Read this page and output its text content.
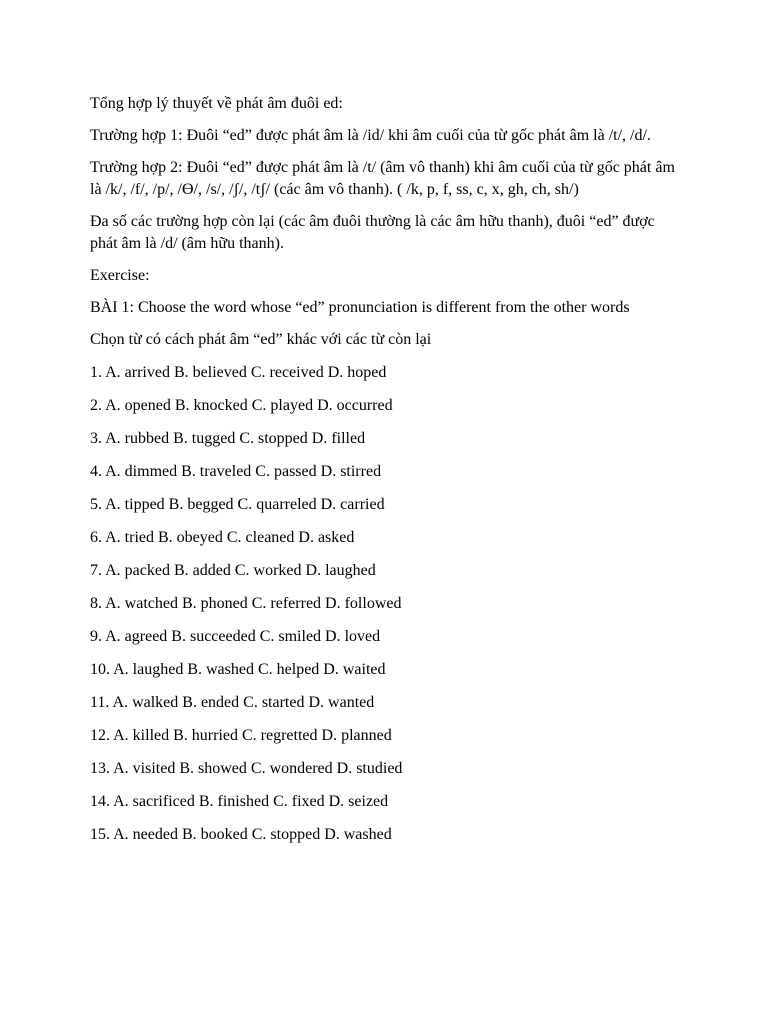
Tổng hợp lý thuyết về phát âm đuôi ed:

Trường hợp 1: Đuôi “ed” được phát âm là /id/ khi âm cuối của từ gốc phát âm là /t/, /d/.

Trường hợp 2: Đuôi “ed” được phát âm là /t/ (âm vô thanh) khi âm cuối của từ gốc phát âm là /k/, /f/, /p/, /Ɵ/, /s/, /ʃ/, /tʃ/ (các âm vô thanh). ( /k, p, f, ss, c, x, gh, ch, sh/)

Đa số các trường hợp còn lại (các âm đuôi thường là các âm hữu thanh), đuôi “ed” được phát âm là /d/ (âm hữu thanh).

Exercise:

BÀI 1: Choose the word whose “ed” pronunciation is different from the other words

Chọn từ có cách phát âm “ed” khác với các từ còn lại

1. A. arrived B. believed C. received D. hoped

2. A. opened B. knocked C. played D. occurred

3. A. rubbed B. tugged C. stopped D. filled

4. A. dimmed B. traveled C. passed D. stirred

5. A. tipped B. begged C. quarreled D. carried

6. A. tried B. obeyed C. cleaned D. asked

7. A. packed B. added C. worked D. laughed

8. A. watched B. phoned C. referred D. followed

9. A. agreed B. succeeded C. smiled D. loved

10. A. laughed B. washed C. helped D. waited

11. A. walked B. ended C. started D. wanted

12. A. killed B. hurried C. regretted D. planned

13. A. visited B. showed C. wondered D. studied

14. A. sacrificed B. finished C. fixed D. seized

15. A. needed B. booked C. stopped D. washed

- _STATED GOAL_: Count the lines above in which the word "stopped" appears, then state only that count.

- _SOLUTION TO THE PROBLEM_: 2